----- Records for this task -----

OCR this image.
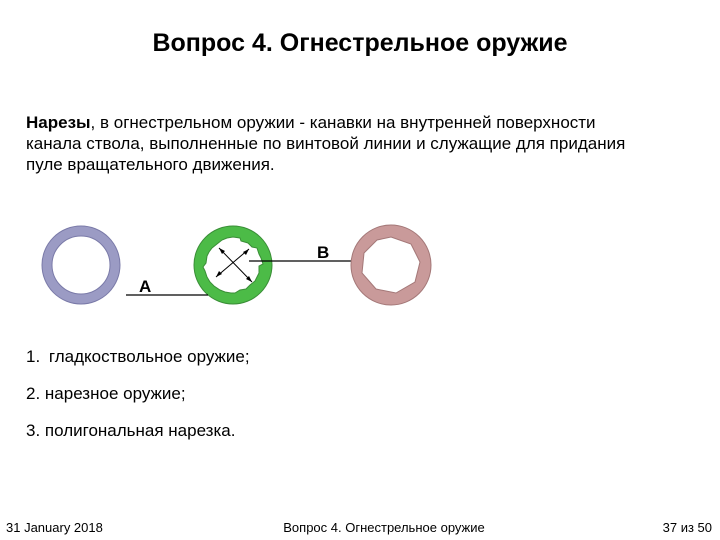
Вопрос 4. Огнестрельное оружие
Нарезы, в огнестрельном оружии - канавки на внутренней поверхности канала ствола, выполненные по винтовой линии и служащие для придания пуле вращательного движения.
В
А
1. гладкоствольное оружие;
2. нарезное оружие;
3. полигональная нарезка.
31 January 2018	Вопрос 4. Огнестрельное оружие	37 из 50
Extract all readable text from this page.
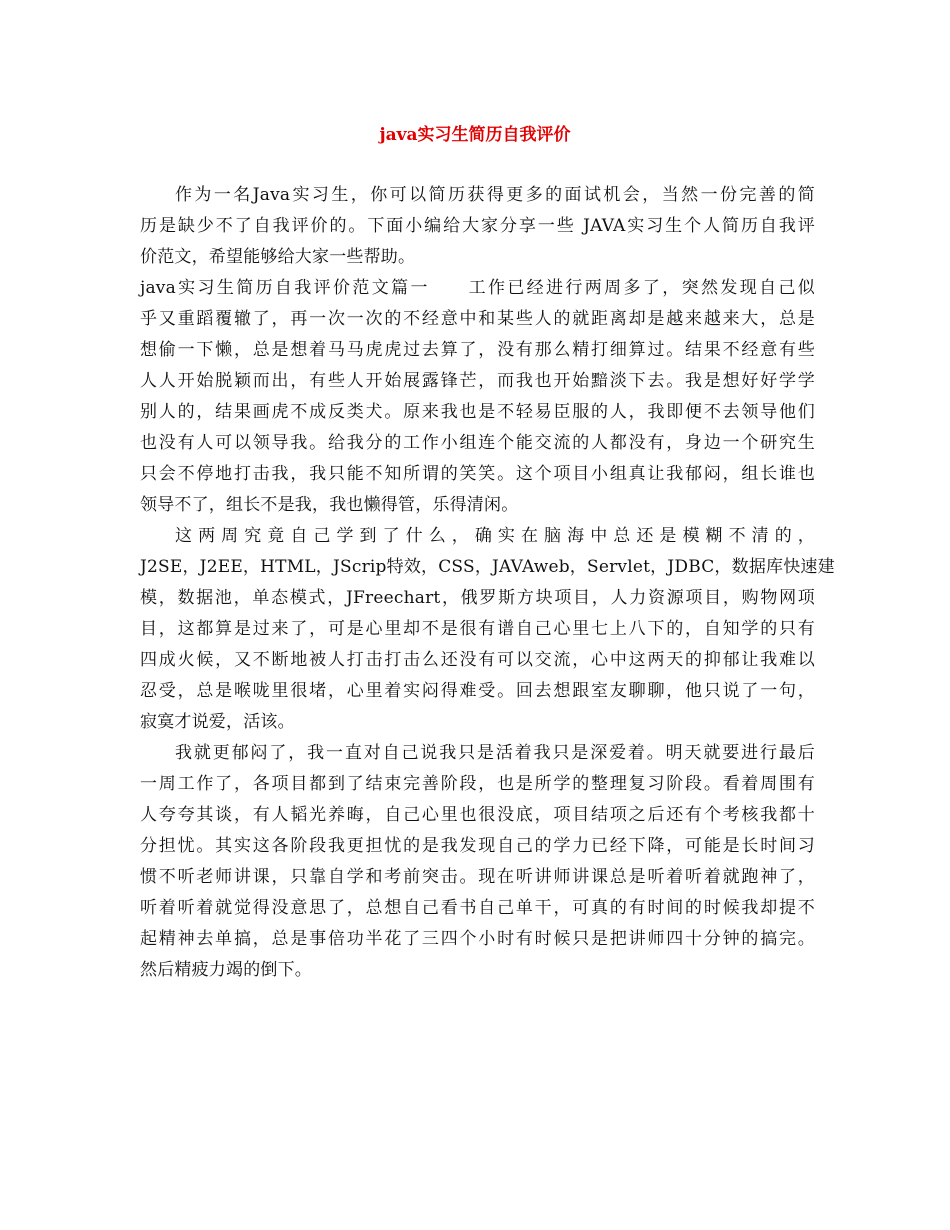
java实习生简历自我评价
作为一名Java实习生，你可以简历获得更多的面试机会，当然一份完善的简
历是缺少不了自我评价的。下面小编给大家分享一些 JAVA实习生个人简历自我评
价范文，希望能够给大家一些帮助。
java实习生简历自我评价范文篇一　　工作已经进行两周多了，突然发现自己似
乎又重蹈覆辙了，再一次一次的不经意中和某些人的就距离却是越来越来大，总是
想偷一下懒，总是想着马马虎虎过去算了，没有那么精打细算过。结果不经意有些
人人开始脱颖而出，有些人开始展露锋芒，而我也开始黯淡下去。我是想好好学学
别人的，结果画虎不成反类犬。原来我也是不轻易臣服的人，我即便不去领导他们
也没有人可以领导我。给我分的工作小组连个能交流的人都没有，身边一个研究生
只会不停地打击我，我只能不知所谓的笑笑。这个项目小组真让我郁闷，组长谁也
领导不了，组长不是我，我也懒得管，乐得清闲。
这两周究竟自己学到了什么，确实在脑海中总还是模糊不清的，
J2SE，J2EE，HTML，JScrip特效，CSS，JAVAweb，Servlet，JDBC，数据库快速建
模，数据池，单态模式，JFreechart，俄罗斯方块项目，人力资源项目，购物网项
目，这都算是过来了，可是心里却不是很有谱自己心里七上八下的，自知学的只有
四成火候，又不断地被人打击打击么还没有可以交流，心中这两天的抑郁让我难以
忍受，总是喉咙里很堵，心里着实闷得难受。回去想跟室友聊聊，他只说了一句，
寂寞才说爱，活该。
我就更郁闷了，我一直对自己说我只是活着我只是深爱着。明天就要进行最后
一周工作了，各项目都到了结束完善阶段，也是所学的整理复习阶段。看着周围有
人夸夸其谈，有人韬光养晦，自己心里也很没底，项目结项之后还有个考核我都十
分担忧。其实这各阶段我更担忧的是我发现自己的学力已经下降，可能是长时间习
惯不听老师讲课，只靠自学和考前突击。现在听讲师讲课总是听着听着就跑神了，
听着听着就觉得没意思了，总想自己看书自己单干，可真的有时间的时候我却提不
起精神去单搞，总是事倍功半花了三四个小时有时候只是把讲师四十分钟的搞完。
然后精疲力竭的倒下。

-----
----- Records for this task -----

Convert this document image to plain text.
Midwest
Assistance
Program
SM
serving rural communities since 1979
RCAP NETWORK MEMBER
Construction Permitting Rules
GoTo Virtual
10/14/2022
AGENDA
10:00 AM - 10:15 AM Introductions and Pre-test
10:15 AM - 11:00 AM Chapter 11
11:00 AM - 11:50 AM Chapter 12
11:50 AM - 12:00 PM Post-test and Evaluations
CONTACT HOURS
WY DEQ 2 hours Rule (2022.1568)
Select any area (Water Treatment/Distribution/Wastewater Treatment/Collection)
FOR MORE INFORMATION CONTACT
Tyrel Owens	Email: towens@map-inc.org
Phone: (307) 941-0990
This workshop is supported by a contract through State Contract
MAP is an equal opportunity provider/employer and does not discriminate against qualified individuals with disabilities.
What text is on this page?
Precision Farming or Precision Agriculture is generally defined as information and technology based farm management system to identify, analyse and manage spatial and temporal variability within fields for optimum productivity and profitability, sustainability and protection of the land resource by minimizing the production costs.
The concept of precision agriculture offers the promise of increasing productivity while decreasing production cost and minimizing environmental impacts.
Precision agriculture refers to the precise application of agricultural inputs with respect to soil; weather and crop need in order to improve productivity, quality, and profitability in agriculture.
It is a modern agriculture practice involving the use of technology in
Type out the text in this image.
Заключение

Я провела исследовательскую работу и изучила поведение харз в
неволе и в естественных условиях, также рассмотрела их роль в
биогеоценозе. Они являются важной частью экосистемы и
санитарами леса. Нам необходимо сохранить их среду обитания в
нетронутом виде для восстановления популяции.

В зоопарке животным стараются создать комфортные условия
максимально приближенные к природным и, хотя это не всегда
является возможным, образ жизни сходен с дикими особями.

-----
----- Records for this task -----

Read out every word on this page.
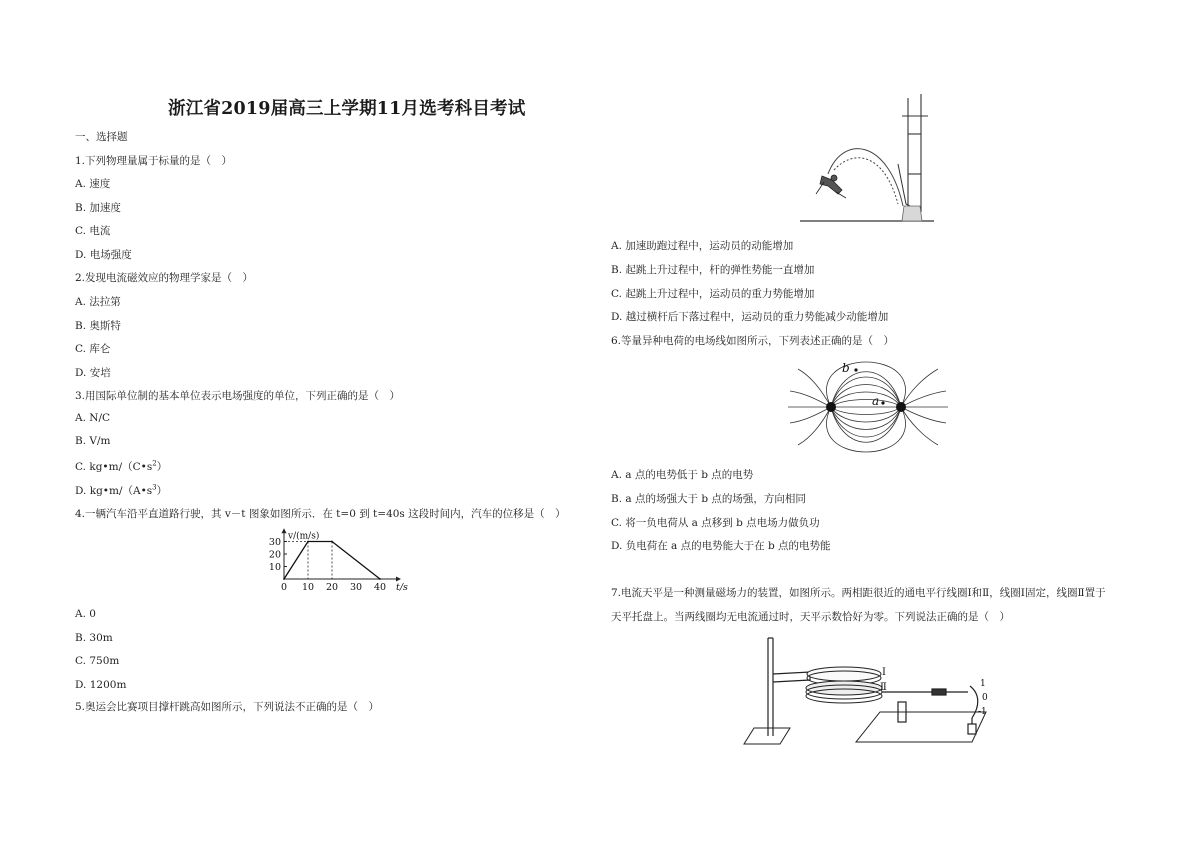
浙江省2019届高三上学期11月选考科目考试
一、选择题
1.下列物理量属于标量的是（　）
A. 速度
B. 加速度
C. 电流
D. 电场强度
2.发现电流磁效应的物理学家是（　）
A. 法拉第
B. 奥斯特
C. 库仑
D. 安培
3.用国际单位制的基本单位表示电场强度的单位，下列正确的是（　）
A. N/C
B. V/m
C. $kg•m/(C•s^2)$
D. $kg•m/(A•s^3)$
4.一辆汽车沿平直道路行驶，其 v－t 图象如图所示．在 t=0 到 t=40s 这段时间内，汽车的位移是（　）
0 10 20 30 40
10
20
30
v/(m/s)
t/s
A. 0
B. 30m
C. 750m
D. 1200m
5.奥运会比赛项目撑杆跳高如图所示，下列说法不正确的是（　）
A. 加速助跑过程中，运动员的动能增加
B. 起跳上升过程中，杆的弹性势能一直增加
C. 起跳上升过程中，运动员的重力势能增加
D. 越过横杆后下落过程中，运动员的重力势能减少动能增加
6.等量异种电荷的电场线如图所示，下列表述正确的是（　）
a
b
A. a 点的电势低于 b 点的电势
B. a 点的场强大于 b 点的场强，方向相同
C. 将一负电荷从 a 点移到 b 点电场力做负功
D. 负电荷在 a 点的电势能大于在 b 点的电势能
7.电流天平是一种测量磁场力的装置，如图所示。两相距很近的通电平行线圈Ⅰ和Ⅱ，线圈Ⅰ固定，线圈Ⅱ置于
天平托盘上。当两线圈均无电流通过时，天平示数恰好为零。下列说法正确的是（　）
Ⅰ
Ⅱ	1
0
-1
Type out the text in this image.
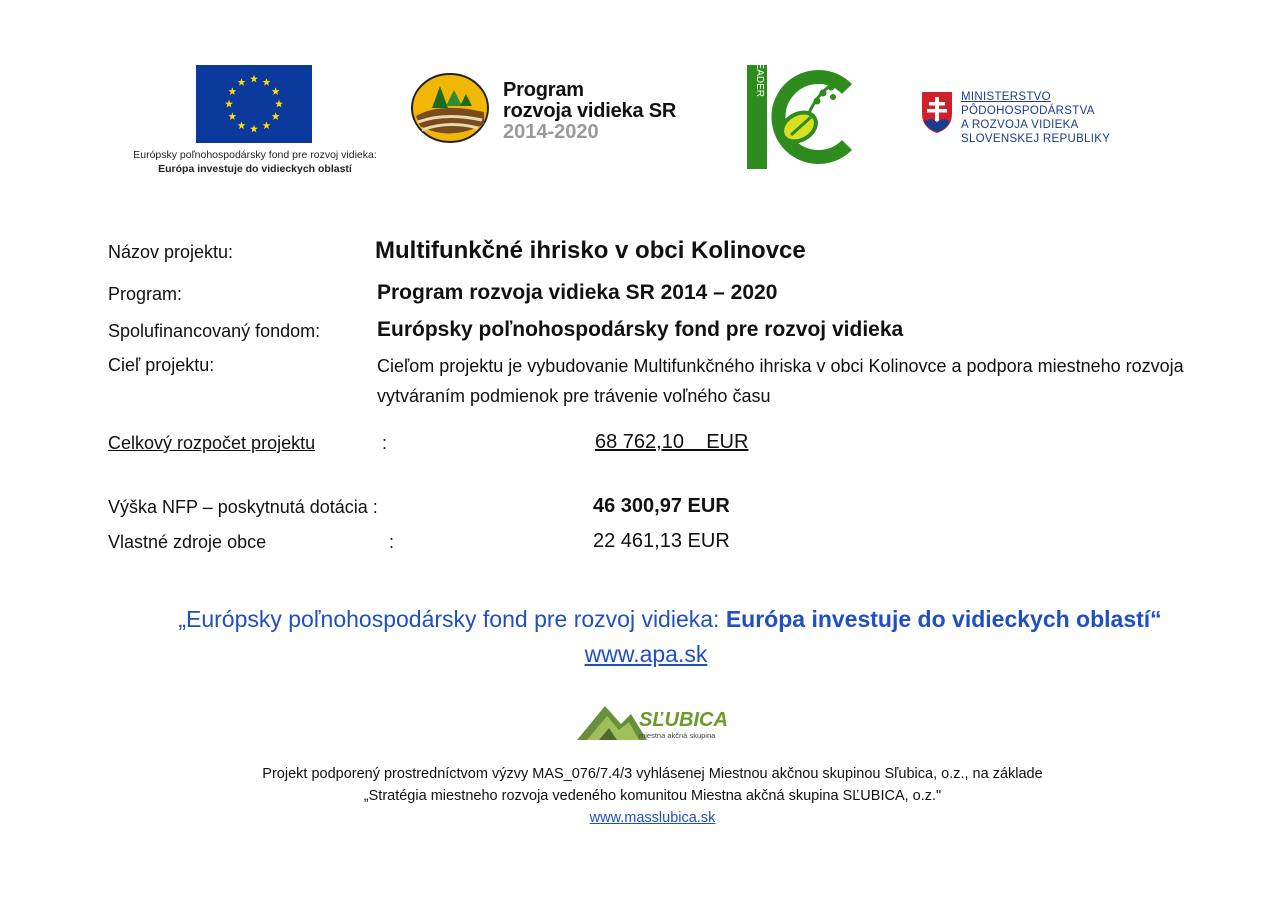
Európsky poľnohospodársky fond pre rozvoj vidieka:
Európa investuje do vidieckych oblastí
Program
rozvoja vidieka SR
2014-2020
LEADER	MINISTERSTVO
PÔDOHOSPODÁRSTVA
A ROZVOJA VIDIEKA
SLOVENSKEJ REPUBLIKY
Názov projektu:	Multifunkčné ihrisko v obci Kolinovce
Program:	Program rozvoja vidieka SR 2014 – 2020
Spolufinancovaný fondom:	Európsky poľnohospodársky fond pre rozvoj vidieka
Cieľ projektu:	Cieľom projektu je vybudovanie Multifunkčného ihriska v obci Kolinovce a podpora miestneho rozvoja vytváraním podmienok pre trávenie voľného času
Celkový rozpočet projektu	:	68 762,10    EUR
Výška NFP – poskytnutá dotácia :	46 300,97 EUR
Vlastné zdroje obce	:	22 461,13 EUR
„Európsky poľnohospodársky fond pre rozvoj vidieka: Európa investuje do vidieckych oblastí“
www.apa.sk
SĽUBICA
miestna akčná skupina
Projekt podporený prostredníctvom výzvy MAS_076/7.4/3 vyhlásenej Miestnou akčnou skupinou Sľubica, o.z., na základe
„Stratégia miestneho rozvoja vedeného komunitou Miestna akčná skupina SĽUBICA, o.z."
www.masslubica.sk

-----

**Exercise requirements:** Above are the records; copy every line in them that holds the word "Огнестрельное".

**Reply:**
Вопрос 4. Огнестрельное оружие
31 January 2018	Вопрос 4. Огнестрельное оружие	37 из 50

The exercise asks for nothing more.